Directions - Leaving out the pictures, please retype each record exactly.

>> start Task input

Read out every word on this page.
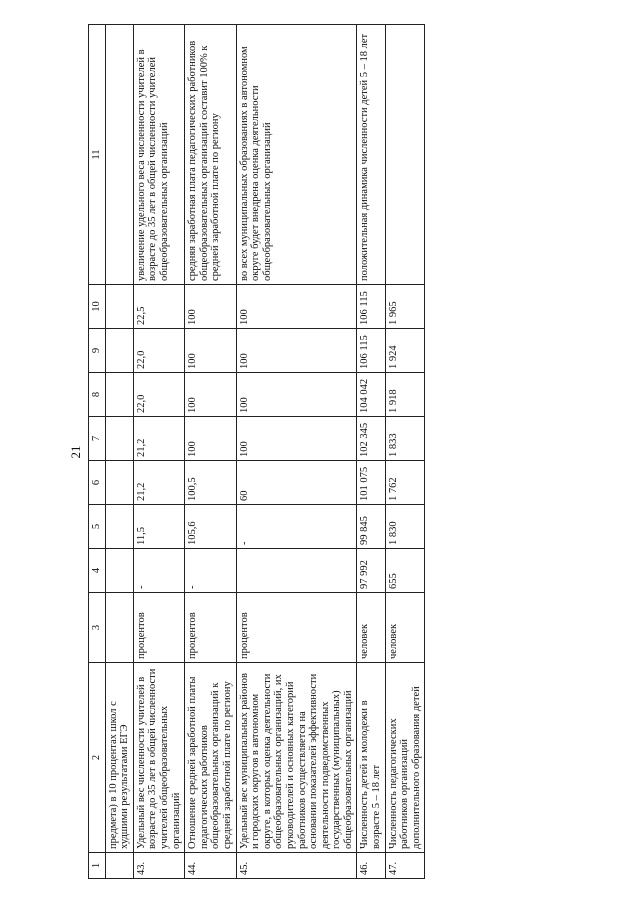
21
1	2	3	4	5	6	7	8	9	10	11
	предмета) в 10 процентах школ с худшими результатами ЕГЭ									
43.	Удельный вес численности учителей в возрасте до 35 лет в общей численности учителей общеобразовательных организаций	процентов	-	11,5	21,2	21,2	22,0	22,0	22,5	увеличение удельного веса численности учителей в возрасте до 35 лет в общей численности учителей общеобразовательных организаций
44.	Отношение средней заработной платы педагогических работников общеобразовательных организаций к средней заработной плате по региону	процентов	-	105,6	100,5	100	100	100	100	средняя заработная плата педагогических работников общеобразовательных организаций составит 100% к средней заработной плате по региону
45.	Удельный вес муниципальных районов и городских округов в автономном округе, в которых оценка деятельности общеобразовательных организаций, их руководителей и основных категорий работников осуществляется на основании показателей эффективности деятельности подведомственных государственных (муниципальных) общеобразовательных организаций	процентов		-	60	100	100	100	100	во всех муниципальных образованиях в автономном округе будет внедрена оценка деятельности общеобразовательных организаций
46.	Численность детей и молодежи в возрасте 5 – 18 лет	человек	97 992	99 845	101 075	102 345	104 042	106 115	106 115	положительная динамика численности детей 5 – 18 лет
47.	Численность педагогических работников организаций дополнительного образования детей	человек	655	1 830	1 762	1 833	1 918	1 924	1 965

>> end Task input

Answer to this problem -
Read out every word on this page.
21
1	2	3	4	5	6	7	8	9	10	11
	предмета) в 10 процентах школ с худшими результатами ЕГЭ									
43.	Удельный вес численности учителей в возрасте до 35 лет в общей численности учителей общеобразовательных организаций	процентов	-	11,5	21,2	21,2	22,0	22,0	22,5	увеличение удельного веса численности учителей в возрасте до 35 лет в общей численности учителей общеобразовательных организаций
44.	Отношение средней заработной платы педагогических работников общеобразовательных организаций к средней заработной плате по региону	процентов	-	105,6	100,5	100	100	100	100	средняя заработная плата педагогических работников общеобразовательных организаций составит 100% к средней заработной плате по региону
45.	Удельный вес муниципальных районов и городских округов в автономном округе, в которых оценка деятельности общеобразовательных организаций, их руководителей и основных категорий работников осуществляется на основании показателей эффективности деятельности подведомственных государственных (муниципальных) общеобразовательных организаций	процентов		-	60	100	100	100	100	во всех муниципальных образованиях в автономном округе будет внедрена оценка деятельности общеобразовательных организаций
46.	Численность детей и молодежи в возрасте 5 – 18 лет	человек	97 992	99 845	101 075	102 345	104 042	106 115	106 115	положительная динамика численности детей 5 – 18 лет
47.	Численность педагогических работников организаций дополнительного образования детей	человек	655	1 830	1 762	1 833	1 918	1 924	1 965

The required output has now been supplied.